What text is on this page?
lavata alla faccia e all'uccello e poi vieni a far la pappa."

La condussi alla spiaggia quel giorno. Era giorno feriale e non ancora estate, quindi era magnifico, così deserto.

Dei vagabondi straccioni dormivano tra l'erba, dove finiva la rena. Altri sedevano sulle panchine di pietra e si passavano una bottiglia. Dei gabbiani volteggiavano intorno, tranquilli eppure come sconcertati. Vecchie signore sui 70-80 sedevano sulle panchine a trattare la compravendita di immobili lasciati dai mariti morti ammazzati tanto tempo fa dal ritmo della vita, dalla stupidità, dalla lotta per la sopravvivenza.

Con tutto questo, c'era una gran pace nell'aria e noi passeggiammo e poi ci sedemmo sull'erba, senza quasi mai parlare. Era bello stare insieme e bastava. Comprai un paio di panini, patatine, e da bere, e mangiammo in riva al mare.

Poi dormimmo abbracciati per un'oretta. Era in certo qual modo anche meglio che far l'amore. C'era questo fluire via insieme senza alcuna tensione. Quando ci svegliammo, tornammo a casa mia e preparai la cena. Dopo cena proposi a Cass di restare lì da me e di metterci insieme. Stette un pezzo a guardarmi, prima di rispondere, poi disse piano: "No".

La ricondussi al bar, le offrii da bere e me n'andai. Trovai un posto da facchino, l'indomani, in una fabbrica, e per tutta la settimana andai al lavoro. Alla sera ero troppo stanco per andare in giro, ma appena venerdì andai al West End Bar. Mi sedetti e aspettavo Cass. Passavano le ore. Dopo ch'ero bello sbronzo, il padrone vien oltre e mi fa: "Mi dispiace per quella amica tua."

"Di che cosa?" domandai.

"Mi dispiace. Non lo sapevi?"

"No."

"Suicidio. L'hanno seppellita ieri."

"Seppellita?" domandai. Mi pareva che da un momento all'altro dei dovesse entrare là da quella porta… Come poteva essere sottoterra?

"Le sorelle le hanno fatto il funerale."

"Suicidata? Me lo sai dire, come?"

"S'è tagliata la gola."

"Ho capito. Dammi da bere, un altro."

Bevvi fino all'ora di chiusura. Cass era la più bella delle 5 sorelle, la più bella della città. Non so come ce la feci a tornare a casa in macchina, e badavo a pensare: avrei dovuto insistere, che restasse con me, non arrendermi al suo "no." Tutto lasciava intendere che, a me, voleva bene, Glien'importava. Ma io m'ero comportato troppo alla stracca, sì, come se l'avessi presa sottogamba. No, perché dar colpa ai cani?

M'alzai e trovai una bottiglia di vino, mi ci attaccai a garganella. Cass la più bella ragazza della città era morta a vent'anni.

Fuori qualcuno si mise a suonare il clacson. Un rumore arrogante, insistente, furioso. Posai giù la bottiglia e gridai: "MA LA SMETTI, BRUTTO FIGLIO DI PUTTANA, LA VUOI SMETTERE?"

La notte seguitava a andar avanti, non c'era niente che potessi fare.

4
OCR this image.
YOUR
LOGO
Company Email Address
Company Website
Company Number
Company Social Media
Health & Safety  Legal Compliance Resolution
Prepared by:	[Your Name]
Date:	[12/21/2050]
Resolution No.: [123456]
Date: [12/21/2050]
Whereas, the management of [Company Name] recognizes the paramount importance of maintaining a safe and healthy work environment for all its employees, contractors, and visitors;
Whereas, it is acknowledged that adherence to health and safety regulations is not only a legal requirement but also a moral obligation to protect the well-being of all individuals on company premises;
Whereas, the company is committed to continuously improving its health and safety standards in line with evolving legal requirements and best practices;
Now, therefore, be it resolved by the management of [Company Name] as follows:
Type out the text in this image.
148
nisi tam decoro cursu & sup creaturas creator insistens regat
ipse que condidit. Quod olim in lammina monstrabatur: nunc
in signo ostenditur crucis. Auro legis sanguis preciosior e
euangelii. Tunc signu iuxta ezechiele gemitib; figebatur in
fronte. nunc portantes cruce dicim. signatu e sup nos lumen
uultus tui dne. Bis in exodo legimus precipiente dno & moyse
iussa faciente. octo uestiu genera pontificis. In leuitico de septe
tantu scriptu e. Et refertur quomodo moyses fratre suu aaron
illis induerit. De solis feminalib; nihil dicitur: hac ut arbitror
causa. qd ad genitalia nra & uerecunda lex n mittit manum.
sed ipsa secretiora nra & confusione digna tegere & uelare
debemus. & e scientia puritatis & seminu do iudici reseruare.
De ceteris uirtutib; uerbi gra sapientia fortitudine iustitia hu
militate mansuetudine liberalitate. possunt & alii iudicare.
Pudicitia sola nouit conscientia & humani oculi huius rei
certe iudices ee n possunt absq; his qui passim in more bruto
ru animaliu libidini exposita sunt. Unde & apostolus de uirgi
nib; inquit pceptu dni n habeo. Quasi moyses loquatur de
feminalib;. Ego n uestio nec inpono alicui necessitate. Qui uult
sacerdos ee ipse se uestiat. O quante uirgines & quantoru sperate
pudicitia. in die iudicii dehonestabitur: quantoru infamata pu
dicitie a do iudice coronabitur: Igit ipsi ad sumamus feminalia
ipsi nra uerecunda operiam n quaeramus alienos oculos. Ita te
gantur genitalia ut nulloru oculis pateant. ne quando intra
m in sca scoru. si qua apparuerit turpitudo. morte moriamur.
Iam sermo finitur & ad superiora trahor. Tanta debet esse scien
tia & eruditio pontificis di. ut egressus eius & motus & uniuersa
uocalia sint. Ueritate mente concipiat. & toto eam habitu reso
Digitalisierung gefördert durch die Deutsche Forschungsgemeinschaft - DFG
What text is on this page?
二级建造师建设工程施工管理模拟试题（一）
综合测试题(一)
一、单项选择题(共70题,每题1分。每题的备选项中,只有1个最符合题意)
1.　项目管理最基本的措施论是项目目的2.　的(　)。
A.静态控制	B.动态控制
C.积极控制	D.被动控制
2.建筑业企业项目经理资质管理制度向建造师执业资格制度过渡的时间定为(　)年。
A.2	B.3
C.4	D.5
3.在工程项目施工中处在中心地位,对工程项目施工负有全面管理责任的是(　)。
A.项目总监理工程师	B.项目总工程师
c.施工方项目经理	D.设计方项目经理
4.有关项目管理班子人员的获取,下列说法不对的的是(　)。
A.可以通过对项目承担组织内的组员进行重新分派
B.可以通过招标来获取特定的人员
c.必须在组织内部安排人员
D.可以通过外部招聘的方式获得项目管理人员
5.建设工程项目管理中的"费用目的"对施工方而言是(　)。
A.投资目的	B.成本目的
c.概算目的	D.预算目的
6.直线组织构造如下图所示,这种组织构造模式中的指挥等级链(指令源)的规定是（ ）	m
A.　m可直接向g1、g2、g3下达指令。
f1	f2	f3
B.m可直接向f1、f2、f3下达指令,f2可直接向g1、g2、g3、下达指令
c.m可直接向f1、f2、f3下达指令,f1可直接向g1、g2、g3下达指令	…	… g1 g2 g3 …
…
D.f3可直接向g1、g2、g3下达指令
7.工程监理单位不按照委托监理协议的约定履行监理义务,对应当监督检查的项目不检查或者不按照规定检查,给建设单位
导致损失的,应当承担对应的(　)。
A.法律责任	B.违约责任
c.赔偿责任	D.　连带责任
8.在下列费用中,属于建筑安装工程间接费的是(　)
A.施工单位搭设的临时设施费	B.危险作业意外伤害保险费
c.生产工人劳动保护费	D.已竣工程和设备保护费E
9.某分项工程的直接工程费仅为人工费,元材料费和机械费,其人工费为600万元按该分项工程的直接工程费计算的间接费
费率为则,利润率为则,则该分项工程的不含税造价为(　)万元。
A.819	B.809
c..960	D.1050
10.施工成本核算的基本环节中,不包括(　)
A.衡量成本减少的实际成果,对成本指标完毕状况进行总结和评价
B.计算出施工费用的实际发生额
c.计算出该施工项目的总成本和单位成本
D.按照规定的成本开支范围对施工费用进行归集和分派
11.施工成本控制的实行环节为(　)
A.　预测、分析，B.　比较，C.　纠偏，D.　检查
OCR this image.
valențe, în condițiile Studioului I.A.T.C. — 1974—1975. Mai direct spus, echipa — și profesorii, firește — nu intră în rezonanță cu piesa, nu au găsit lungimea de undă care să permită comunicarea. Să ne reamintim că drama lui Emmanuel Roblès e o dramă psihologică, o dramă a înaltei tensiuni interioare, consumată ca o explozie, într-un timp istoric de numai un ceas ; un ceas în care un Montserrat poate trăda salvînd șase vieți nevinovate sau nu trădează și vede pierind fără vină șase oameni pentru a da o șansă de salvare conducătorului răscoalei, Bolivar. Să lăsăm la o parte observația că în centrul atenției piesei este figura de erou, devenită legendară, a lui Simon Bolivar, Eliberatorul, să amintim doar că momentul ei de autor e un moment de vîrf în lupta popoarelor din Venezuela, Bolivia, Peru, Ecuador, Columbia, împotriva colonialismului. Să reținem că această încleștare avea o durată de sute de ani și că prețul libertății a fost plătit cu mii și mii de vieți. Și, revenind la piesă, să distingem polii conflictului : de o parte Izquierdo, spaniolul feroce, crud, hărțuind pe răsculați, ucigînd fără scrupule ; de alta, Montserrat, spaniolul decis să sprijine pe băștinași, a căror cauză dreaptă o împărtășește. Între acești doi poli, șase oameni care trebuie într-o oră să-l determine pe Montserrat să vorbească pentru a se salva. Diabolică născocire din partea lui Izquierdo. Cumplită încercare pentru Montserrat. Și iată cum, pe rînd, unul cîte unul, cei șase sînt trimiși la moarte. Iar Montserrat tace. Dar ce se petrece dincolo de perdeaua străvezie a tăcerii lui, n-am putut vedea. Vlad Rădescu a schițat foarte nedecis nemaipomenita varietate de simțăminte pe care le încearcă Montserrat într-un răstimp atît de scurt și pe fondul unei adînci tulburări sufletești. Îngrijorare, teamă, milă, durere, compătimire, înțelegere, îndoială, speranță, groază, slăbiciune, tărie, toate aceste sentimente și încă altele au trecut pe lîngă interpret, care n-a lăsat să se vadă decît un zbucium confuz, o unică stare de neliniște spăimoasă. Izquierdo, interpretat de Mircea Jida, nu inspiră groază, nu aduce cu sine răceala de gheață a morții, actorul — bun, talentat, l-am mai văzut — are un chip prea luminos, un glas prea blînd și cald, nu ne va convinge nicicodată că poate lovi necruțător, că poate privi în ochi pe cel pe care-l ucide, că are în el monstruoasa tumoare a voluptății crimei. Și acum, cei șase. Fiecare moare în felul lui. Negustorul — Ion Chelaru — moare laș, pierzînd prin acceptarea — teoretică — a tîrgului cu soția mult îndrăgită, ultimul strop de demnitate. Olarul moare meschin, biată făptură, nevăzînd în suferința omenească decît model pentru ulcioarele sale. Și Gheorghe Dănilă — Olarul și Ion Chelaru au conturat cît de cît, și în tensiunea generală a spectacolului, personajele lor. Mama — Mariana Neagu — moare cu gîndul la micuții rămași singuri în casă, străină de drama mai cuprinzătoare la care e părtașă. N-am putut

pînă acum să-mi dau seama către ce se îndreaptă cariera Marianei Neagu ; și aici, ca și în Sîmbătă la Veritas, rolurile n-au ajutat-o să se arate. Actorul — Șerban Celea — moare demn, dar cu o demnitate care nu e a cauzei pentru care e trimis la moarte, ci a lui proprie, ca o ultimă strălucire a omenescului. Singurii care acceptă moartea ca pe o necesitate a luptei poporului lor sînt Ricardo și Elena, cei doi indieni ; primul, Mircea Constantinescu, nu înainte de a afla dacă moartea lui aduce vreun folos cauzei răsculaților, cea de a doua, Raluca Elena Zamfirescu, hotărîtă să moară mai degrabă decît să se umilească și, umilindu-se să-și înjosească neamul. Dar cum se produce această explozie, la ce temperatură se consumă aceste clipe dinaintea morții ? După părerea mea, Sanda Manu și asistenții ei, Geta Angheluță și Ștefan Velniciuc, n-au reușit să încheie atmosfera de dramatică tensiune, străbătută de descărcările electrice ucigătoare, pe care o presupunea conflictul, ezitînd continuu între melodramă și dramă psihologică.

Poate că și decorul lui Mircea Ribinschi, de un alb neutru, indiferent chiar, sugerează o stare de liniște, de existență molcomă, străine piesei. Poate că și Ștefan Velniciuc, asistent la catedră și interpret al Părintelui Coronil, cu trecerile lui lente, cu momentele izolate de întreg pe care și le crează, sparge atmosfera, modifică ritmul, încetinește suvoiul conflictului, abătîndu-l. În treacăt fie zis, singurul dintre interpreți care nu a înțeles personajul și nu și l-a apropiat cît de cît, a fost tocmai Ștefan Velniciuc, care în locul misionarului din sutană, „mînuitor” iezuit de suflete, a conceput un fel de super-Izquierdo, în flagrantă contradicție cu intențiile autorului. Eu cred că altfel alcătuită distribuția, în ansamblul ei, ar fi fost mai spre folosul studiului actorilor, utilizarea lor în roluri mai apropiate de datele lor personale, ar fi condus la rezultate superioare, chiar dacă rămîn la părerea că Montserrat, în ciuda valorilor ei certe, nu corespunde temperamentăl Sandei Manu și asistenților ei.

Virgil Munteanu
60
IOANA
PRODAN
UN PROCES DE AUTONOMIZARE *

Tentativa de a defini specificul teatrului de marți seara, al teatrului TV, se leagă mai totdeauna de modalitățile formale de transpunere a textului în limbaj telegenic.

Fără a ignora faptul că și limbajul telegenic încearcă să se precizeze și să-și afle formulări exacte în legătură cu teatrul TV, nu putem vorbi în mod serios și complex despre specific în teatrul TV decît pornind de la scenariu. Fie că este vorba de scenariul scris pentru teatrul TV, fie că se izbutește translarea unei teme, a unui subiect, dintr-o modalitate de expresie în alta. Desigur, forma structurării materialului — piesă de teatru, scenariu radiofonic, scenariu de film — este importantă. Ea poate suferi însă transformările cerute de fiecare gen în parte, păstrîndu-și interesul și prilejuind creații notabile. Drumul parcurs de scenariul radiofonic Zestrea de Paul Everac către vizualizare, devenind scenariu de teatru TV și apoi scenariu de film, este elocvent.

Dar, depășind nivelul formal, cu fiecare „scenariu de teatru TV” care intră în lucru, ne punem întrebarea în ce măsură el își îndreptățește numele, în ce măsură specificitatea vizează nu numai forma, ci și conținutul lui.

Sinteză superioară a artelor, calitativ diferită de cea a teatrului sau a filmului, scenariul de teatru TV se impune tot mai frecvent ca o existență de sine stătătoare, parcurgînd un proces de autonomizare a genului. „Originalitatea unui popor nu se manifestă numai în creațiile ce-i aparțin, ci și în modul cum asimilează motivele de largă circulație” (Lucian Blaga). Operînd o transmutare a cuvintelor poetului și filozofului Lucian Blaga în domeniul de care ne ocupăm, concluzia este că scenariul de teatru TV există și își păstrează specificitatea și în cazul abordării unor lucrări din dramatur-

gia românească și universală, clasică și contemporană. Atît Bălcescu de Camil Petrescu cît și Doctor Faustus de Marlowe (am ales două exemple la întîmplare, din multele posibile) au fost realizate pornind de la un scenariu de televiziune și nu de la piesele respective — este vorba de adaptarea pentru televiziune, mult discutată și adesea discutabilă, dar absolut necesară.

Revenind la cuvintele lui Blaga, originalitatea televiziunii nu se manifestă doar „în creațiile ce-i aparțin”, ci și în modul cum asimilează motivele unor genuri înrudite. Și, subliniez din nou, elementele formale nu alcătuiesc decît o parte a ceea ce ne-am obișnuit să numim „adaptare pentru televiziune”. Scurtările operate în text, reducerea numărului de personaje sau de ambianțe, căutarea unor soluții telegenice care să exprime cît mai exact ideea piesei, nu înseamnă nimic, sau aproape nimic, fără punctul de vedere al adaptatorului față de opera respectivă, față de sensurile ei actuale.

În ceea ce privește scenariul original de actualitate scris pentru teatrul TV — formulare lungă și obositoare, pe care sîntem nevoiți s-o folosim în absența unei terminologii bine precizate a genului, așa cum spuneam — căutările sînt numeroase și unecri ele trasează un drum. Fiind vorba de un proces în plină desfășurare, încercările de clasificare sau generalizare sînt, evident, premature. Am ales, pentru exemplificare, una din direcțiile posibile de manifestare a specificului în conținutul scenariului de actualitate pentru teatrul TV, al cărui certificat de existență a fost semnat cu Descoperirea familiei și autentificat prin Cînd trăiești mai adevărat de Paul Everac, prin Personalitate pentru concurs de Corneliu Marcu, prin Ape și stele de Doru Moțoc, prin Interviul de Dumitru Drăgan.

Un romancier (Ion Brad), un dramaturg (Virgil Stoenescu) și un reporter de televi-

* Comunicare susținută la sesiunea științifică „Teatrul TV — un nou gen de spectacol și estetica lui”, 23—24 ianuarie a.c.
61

● ● ● ● ● ● ●

Brief
Which lines hold the word "pontificis"? Copy every one of them.

Full answer
iussa faciente. octo uestiu genera pontificis. In leuitico de septe
tia & eruditio pontificis di. ut egressus eius & motus & uniuersa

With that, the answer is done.